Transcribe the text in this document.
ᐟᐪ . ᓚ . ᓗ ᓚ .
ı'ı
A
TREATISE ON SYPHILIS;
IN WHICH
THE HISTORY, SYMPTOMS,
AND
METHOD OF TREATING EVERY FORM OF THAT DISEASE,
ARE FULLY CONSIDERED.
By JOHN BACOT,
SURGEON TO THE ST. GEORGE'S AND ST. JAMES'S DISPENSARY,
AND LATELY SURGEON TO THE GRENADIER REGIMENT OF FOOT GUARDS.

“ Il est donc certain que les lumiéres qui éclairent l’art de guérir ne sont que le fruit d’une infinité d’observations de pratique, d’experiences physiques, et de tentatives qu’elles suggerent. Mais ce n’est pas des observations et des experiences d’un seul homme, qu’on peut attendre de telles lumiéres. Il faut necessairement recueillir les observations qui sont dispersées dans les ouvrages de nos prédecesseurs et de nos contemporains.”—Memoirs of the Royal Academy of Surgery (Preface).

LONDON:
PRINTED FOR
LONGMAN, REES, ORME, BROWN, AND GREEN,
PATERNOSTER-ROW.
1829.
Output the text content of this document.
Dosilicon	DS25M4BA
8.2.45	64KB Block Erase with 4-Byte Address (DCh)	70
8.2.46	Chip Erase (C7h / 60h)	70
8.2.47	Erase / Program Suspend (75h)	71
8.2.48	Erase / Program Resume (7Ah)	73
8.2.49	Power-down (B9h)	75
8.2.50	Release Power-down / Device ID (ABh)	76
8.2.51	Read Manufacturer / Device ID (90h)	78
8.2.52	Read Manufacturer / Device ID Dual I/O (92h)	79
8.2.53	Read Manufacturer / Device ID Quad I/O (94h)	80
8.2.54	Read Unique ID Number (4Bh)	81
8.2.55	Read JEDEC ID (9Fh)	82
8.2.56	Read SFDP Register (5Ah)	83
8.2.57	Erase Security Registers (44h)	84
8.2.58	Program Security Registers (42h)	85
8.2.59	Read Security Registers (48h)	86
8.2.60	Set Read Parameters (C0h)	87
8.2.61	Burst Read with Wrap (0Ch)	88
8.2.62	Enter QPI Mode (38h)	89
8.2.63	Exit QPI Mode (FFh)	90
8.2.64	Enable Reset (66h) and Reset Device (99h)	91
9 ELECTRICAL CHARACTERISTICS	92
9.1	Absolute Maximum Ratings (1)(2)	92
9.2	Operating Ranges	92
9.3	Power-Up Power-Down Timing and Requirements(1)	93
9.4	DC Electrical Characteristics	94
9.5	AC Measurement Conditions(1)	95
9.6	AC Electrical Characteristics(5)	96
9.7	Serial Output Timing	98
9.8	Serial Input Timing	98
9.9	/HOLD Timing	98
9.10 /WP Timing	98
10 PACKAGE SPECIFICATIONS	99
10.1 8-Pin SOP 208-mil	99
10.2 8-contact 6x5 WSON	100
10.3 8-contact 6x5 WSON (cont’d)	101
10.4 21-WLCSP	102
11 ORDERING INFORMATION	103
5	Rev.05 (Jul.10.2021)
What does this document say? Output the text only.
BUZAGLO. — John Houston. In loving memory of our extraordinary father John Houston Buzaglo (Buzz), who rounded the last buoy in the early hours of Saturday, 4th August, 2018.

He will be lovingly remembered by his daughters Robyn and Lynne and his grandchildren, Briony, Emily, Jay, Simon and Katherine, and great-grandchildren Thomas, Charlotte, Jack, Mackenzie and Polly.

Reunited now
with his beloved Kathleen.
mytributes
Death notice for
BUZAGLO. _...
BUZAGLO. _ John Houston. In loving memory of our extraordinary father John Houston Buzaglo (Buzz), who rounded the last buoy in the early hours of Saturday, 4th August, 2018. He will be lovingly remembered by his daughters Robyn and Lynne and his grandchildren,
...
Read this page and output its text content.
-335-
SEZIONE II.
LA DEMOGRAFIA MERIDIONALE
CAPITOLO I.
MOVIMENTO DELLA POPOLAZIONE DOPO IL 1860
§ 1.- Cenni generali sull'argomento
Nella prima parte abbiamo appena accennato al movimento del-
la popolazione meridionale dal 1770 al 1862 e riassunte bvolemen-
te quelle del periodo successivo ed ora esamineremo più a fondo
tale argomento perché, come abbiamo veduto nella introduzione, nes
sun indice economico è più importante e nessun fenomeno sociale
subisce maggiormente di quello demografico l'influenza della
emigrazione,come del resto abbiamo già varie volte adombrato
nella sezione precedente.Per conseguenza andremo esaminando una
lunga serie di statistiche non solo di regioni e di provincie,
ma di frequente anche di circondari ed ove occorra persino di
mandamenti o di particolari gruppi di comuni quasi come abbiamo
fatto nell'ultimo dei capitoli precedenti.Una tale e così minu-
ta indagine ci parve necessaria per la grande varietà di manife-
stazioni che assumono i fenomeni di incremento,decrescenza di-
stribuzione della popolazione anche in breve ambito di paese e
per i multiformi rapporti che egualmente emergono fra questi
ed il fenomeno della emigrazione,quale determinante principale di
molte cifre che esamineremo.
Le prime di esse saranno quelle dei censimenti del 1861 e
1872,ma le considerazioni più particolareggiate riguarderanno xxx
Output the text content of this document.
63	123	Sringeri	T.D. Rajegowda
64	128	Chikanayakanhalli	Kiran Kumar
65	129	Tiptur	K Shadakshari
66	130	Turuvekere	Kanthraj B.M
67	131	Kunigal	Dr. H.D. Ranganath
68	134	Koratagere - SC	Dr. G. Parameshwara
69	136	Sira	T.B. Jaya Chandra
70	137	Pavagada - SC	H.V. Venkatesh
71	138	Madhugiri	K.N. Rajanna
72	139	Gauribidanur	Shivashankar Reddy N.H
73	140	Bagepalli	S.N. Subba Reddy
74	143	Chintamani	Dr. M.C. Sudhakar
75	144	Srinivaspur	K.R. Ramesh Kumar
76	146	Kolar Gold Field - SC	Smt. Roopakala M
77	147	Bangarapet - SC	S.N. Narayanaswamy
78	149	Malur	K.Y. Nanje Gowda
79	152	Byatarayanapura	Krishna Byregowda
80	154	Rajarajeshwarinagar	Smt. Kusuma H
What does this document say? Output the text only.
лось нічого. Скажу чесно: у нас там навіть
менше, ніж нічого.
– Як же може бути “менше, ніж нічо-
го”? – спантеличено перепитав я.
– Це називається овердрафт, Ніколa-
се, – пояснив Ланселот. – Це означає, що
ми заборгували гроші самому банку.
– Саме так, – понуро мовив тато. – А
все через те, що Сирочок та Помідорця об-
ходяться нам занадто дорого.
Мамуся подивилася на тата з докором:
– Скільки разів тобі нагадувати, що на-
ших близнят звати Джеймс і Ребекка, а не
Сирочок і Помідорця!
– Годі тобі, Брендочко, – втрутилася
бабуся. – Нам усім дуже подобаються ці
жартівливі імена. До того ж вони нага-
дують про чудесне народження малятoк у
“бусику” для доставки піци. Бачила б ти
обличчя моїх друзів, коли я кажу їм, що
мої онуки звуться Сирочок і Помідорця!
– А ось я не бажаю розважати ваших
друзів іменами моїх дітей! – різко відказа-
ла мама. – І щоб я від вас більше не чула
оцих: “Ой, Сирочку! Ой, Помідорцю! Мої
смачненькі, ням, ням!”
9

----

> [What is required]
Pick out each line containing the string "Saturday" and copy it.

> [Correct output]
BUZAGLO. — John Houston. In loving memory of our extraordinary father John Houston Buzaglo (Buzz), who rounded the last buoy in the early hours of Saturday, 4th August, 2018.
BUZAGLO. _ John Houston. In loving memory of our extraordinary father John Houston Buzaglo (Buzz), who rounded the last buoy in the early hours of Saturday, 4th August, 2018. He will be lovingly remembered by his daughters Robyn and Lynne and his grandchildren,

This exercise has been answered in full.